* [INFORMATION PROVIDED]
---------------
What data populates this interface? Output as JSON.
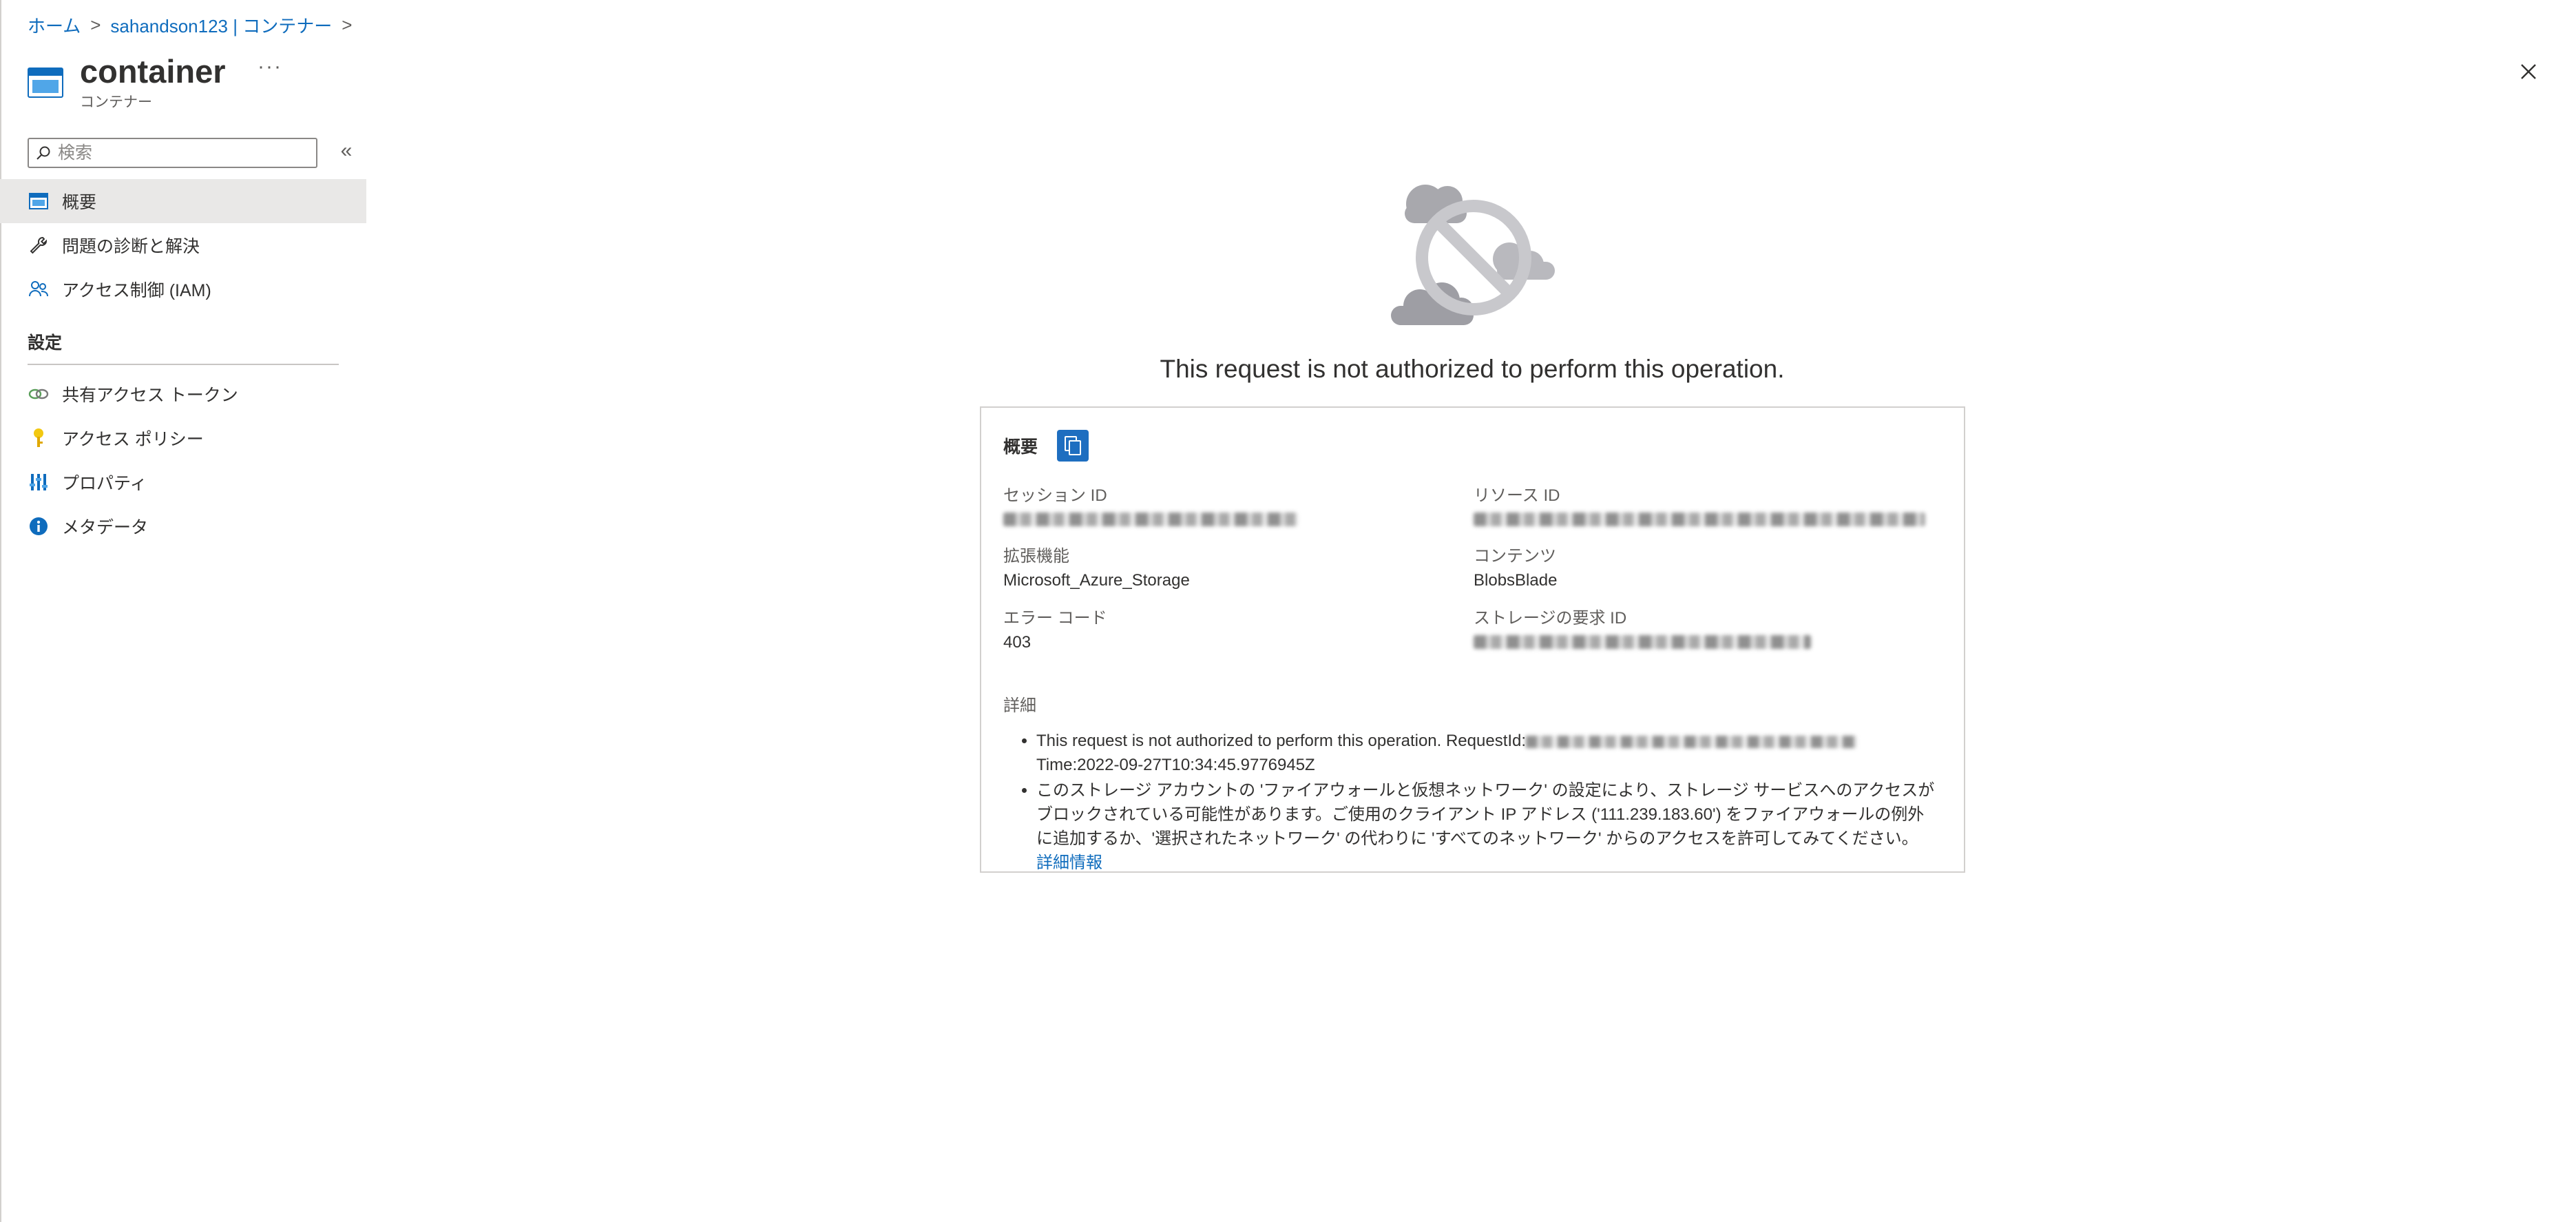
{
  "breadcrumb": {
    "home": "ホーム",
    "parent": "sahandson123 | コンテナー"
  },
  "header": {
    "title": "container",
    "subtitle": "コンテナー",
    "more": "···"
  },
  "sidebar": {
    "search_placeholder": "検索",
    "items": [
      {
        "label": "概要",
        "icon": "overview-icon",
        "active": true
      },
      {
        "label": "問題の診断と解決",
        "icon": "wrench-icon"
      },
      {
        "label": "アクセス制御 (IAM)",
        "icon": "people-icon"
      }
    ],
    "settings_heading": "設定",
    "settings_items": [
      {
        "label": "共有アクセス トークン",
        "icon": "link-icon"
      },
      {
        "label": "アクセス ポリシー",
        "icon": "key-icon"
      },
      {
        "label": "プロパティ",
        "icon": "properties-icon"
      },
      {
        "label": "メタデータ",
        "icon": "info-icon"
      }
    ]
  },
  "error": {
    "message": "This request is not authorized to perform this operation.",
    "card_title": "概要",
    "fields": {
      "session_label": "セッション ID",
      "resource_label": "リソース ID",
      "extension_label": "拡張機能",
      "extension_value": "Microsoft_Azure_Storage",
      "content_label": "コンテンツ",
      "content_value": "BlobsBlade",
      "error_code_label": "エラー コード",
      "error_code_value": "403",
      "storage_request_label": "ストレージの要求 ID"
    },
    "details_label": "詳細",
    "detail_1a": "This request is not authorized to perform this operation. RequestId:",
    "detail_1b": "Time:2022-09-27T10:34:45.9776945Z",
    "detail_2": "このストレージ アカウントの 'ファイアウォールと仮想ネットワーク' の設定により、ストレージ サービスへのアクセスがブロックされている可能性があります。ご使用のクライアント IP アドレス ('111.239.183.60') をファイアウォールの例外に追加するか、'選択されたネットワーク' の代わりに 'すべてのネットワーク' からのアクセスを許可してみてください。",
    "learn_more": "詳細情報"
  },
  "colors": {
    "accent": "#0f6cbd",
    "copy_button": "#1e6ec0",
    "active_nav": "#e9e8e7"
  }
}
---------------
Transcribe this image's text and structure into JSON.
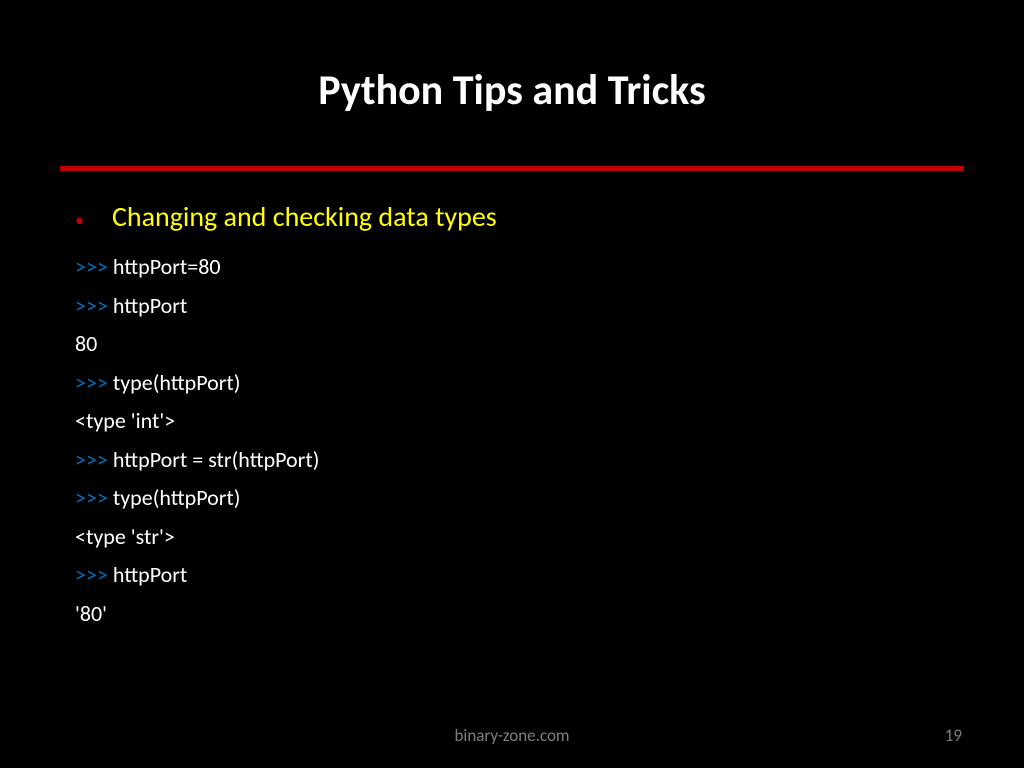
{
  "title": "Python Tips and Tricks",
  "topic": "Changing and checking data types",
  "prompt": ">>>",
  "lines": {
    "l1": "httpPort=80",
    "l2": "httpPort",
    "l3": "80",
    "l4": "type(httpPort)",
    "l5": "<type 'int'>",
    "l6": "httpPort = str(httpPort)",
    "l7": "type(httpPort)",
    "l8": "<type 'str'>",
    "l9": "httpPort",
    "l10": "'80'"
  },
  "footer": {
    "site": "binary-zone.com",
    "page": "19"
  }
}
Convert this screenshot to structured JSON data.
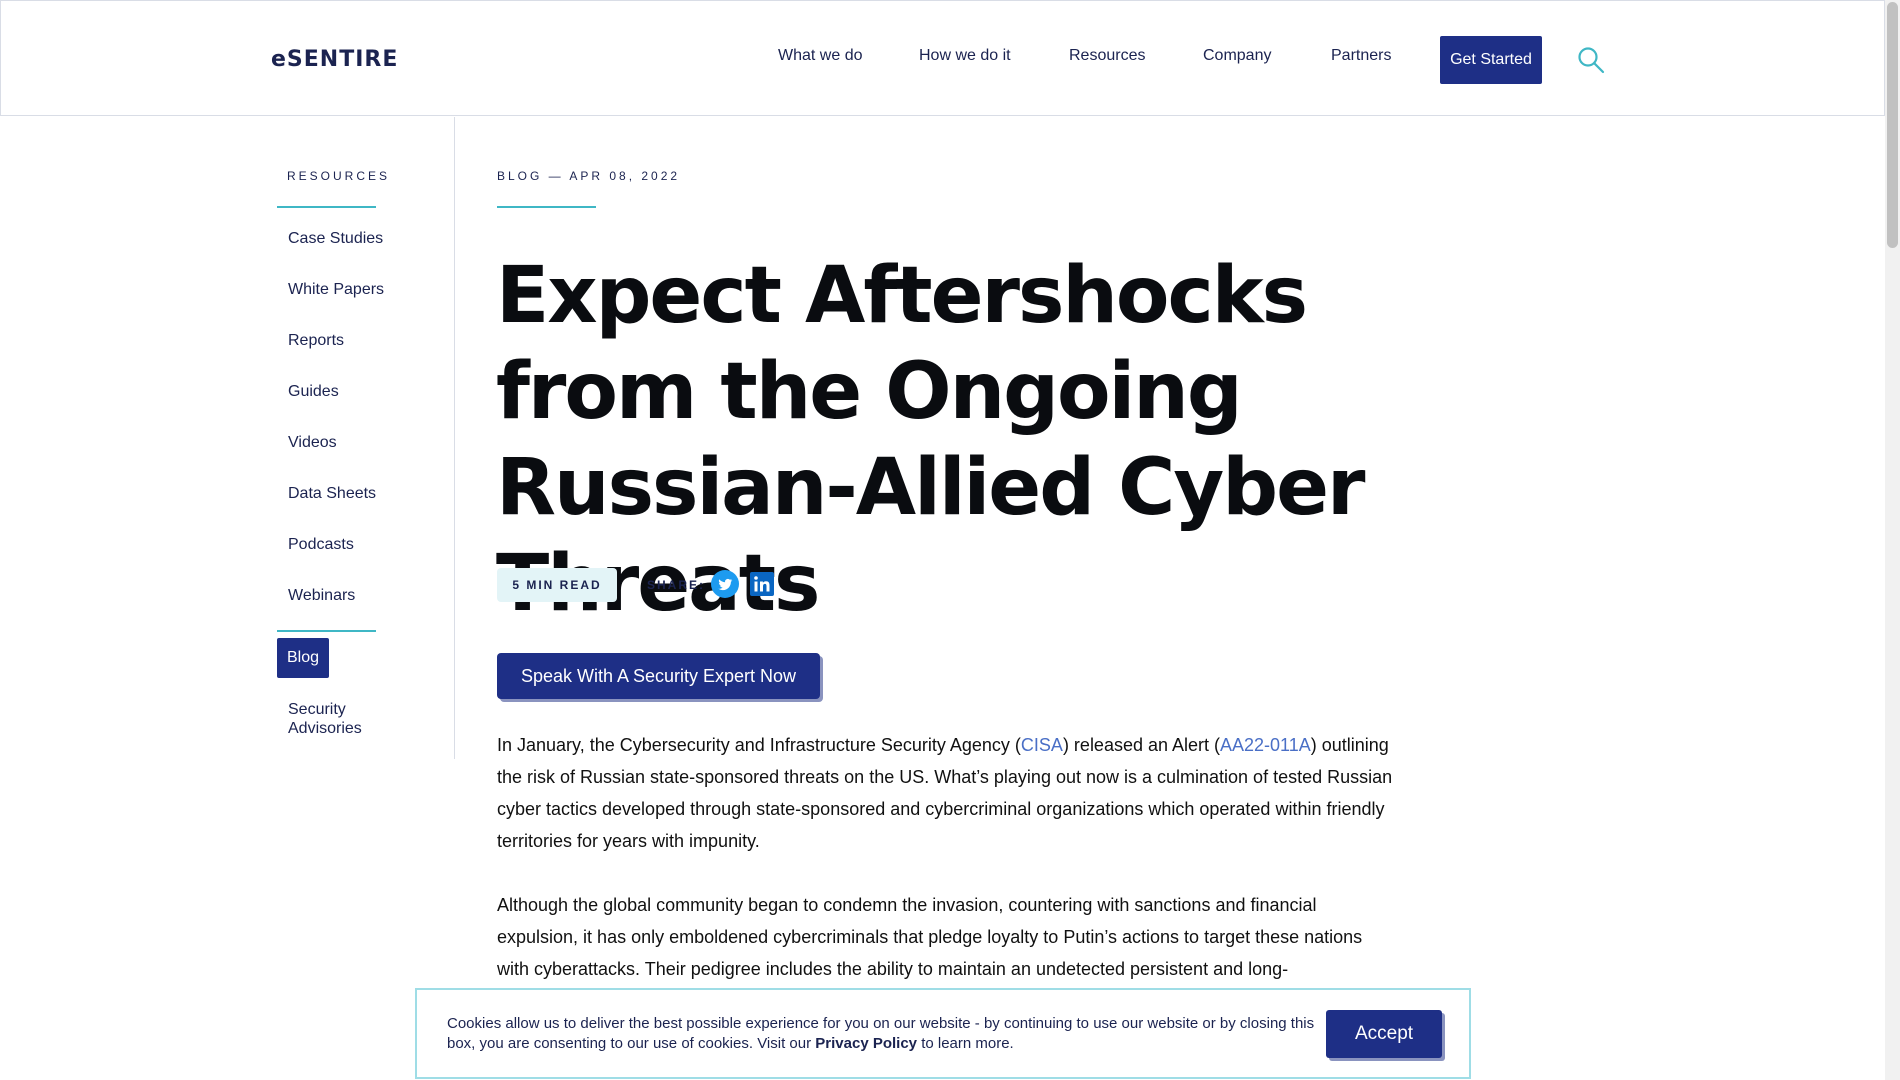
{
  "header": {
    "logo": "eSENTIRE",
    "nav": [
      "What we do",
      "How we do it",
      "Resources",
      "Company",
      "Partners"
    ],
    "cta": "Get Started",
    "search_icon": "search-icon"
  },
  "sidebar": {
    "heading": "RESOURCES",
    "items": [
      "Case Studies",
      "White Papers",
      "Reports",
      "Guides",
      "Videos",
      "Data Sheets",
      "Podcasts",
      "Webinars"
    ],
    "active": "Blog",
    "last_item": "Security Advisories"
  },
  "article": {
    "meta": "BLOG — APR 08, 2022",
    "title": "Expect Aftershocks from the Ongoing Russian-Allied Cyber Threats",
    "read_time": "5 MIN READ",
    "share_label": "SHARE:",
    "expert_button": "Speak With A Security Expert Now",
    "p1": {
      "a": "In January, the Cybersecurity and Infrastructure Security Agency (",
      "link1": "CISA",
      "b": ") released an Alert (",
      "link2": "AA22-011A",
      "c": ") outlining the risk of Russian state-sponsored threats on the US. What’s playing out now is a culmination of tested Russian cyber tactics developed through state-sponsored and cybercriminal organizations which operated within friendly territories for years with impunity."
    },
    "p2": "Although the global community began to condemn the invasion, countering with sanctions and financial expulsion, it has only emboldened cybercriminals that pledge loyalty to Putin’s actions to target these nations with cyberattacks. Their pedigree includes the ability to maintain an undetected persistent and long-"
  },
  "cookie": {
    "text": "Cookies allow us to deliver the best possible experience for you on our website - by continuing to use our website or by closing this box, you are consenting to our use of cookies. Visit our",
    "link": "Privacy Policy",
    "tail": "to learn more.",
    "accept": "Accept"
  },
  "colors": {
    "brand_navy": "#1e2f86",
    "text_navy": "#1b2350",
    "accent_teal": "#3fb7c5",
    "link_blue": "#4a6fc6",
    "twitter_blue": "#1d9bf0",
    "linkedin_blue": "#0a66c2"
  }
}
---------------
* [WHAT IS ASKED] Filter for "icon". Return all lines that hold it.

* [PROBLEM SOLUTION]
        "icon": "overview-icon",
        "icon": "wrench-icon"
        "icon": "people-icon"
        "icon": "link-icon"
        "icon": "key-icon"
        "icon": "properties-icon"
        "icon": "info-icon"
    "search_icon": "search-icon"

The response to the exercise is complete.